== PROVIDED RECORDS ==
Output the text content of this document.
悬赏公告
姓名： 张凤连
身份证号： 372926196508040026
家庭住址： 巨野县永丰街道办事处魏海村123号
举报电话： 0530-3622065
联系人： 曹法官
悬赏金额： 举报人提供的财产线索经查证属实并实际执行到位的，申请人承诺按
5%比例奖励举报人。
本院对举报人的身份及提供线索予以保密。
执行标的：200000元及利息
===
EXERCISE PROMPT
Retype every entry above, word for word.

RESPONSE FOR THIS EXERCISE
Output the text content of this document.
悬赏公告
姓名： 张凤连
身份证号： 372926196508040026
家庭住址： 巨野县永丰街道办事处魏海村123号
举报电话： 0530-3622065
联系人： 曹法官
悬赏金额： 举报人提供的财产线索经查证属实并实际执行到位的，申请人承诺按
5%比例奖励举报人。
本院对举报人的身份及提供线索予以保密。
执行标的：200000元及利息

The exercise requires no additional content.